Car, outre sa condition d’ancien élève et d’habitant de la même commune que moi,  je connais aussi Gilbert comme candidat aux élections municipales d’Alleyras, élu plusieurs fois conseiller de la commune. Les gens l’apprécient car il est très serviable et connaît tout le monde sans compter son savoir pratique sur une foule de petites choses utiles sur la campagne. D’ailleurs, Daniel possède une mémoire prodigieuse qui lui permet de restituer et de rappeler les dates de naissance par exemple des gens d’ici. On trouve chez Gilbert des produits de la ferme sains qui méritent le nom  de bio même si lui-même balaie ce  qualificatif d’un revers de tête. Sinon, pourquoi lui achèterais-je des produits, moi qui suis attentive à mon alimentation ? Tout le monde connaît d’ailleurs le fromage de sa cousine qu’il « refourgue » de derrière son frigo à tout va.
Ce qui caractérise surtout Gilbert, c’est la quantité de travail qu’il abat :  traite matin et soir, soins des vaches, élevage des veaux que Daniel  nourrit au biberon, ensilage, clôtures, travaux des foins, moissons… Il coupe aussi son bois pour l’hiver. Il s’occupe même des animaux de compagnie des autres !
Il m’a donné une adorable petite chatte que j’ai appelée Jaja et fournit à qui lui demande des chatons aussi sympas que lui. Mon mari et moi allons régulièrement chercher dans son terrain du petit bois de Vabres du fumier bien décomposé pour nos plantations. C’est une chance car nos légumes sont particulièrement beaux cette année. Il nous livre en sus du fumier dans la pente du moulin que nous laissons bien se décomposer avant de l’enfouir.

### Travail demandé
a: D'après le document source, quel nom a été donné à la petite chatte offerte par Gilbert ?
b: Reproduisez fidèlement, dans le document source, le passage qui va de « Il m’a donné » jusqu'à « avant de l’enfouir. ».

### Données fournies
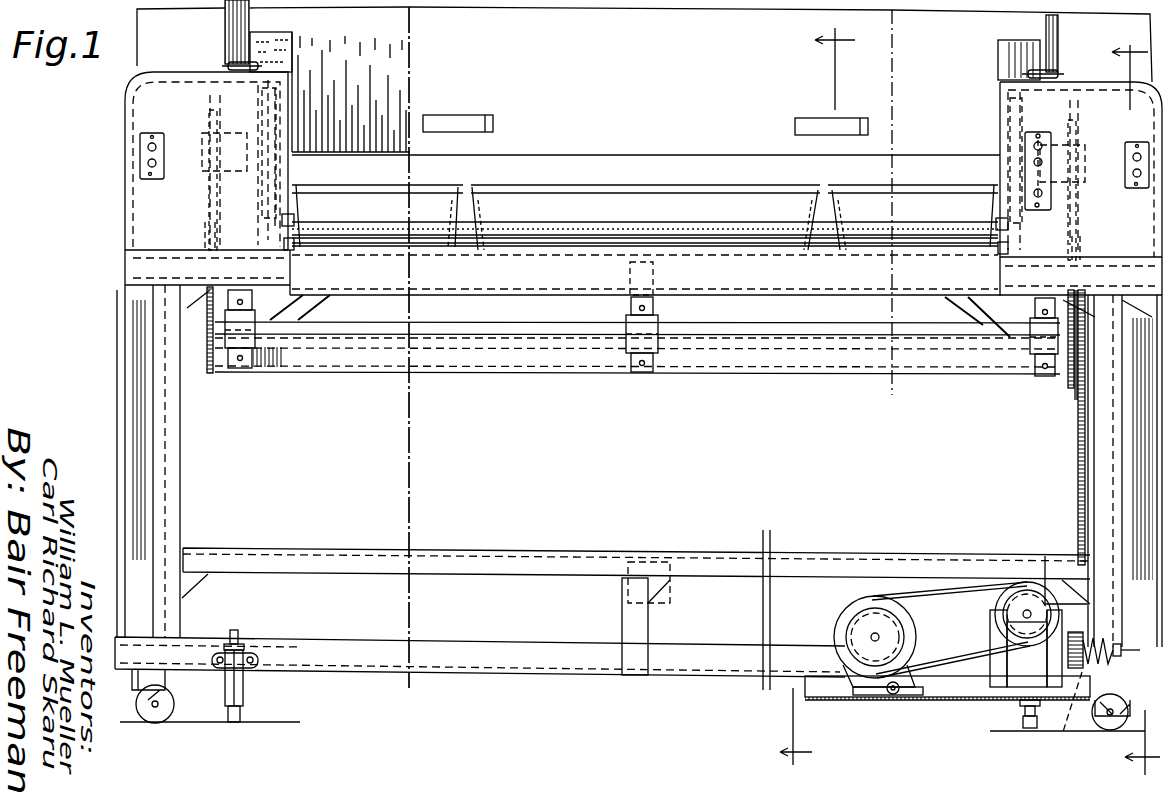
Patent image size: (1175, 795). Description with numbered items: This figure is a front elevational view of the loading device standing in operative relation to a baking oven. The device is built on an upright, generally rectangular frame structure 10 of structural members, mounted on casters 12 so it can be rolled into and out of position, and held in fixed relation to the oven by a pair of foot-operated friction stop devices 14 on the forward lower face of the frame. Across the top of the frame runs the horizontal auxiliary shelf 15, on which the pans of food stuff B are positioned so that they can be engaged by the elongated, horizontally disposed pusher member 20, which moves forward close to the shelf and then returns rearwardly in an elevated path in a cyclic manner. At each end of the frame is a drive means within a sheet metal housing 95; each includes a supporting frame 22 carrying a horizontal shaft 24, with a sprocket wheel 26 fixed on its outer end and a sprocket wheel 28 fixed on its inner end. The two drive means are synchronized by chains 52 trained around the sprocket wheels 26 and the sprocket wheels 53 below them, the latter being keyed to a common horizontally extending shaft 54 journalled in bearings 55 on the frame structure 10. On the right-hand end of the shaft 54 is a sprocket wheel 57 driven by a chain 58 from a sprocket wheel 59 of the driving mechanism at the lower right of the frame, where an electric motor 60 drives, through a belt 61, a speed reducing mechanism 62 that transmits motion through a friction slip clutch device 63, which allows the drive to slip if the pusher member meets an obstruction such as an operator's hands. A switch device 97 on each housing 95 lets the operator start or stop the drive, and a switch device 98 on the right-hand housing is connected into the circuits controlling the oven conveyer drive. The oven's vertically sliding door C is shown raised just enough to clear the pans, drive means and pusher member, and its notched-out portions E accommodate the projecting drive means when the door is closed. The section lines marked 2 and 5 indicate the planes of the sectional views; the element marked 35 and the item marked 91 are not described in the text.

The frame structure 10 is at (182, 496).
The casters 12 is at (165, 690).
The friction stop devices 14 is at (244, 688).
The auxiliary shelf 15 is at (540, 252).
The pusher member 20 is at (698, 228).
The supporting frame 22 is at (262, 88).
The horizontal shaft 24 is at (232, 170).
The sprocket wheel 26 is at (208, 119).
The sprocket wheel 28 is at (268, 93).
The end bracket 35 is at (296, 220).
The chains 52 is at (210, 222).
The sprocket wheels 53 is at (210, 372).
The common horizontally extending shaft 54 is at (548, 330).
The bearings 55 is at (246, 318).
The sprocket wheel 57 is at (1080, 366).
The chain 58 is at (1077, 505).
The sprocket wheel 59 is at (1067, 714).
The electric motor 60 is at (862, 625).
The belt 61 is at (938, 612).
The speed reducing mechanism 62 is at (1025, 660).
The friction slip clutch device 63 is at (1104, 641).
The collar 91 is at (228, 66).
The sheet metal housing 95 is at (146, 197).
The switch device 97 is at (146, 142).
The switch device 98 is at (1040, 134).
The pans of food stuff B is at (505, 205).
The vertically sliding door C is at (644, 347).
The notched-out portions E is at (275, 52).
The section line 2 is at (817, 394).
The section line 5 is at (1136, 406).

### Réponses
a: Jaja.

b:
Il m’a donné une adorable petite chatte que j’ai appelée Jaja et fournit à qui lui demande des chatons aussi sympas que lui. Mon mari et moi allons régulièrement chercher dans son terrain du petit bois de Vabres du fumier bien décomposé pour nos plantations. C’est une chance car nos légumes sont particulièrement beaux cette année. Il nous livre en sus du fumier dans la pente du moulin que nous laissons bien se décomposer avant de l’enfouir.